▶ Given exercise: Counting only lines that hold "target", give the total and nothing more.

▶ Records supplied:
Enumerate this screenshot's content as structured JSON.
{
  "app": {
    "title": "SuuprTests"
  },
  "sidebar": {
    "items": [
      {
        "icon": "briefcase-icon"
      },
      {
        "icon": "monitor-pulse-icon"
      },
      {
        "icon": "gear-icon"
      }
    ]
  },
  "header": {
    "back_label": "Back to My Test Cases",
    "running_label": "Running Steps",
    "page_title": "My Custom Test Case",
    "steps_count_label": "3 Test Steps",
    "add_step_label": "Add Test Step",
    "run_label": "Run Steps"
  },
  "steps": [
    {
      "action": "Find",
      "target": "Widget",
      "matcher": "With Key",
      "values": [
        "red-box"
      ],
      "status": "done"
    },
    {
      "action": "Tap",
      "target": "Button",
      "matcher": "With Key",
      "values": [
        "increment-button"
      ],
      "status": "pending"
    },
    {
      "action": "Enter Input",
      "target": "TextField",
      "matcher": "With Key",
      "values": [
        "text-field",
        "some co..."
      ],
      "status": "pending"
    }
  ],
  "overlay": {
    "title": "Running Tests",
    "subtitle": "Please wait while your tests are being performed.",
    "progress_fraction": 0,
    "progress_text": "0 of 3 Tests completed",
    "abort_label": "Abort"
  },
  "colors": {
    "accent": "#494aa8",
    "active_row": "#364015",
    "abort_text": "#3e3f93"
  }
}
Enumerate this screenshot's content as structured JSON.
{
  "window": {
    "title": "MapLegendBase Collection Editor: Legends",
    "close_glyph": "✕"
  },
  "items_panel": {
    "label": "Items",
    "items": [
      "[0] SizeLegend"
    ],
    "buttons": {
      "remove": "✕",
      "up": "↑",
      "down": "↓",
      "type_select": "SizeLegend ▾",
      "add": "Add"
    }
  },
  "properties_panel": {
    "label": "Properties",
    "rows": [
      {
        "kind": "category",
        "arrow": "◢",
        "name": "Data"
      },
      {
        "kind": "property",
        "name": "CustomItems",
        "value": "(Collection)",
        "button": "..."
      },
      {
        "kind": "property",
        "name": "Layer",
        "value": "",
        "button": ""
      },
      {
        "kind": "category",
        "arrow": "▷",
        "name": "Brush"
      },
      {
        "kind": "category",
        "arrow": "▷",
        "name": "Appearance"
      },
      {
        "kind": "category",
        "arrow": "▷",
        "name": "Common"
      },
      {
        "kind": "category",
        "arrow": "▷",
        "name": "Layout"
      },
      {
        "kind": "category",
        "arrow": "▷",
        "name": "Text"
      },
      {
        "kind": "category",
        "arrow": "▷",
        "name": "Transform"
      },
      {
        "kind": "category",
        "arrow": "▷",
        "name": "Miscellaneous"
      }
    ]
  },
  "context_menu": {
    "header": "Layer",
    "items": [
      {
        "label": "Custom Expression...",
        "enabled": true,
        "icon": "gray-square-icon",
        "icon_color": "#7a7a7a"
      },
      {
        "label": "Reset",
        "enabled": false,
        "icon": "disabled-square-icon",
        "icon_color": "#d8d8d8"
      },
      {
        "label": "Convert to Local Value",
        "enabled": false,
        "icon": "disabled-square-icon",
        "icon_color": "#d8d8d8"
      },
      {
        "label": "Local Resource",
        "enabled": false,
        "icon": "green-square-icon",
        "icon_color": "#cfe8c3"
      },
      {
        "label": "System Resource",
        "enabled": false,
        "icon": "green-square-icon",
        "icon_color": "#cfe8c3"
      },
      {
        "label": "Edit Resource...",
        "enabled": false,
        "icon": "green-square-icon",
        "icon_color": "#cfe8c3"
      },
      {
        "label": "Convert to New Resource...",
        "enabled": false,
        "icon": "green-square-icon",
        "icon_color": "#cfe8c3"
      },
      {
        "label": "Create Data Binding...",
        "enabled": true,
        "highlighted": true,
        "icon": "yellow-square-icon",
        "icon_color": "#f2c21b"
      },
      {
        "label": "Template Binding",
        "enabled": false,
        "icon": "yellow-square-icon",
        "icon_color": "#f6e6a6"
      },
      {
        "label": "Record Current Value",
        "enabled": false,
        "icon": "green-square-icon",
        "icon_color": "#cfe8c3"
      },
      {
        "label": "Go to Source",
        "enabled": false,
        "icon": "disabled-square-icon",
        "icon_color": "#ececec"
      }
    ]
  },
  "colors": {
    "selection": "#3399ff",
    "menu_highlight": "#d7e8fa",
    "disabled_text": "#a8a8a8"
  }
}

▶ Written response: 3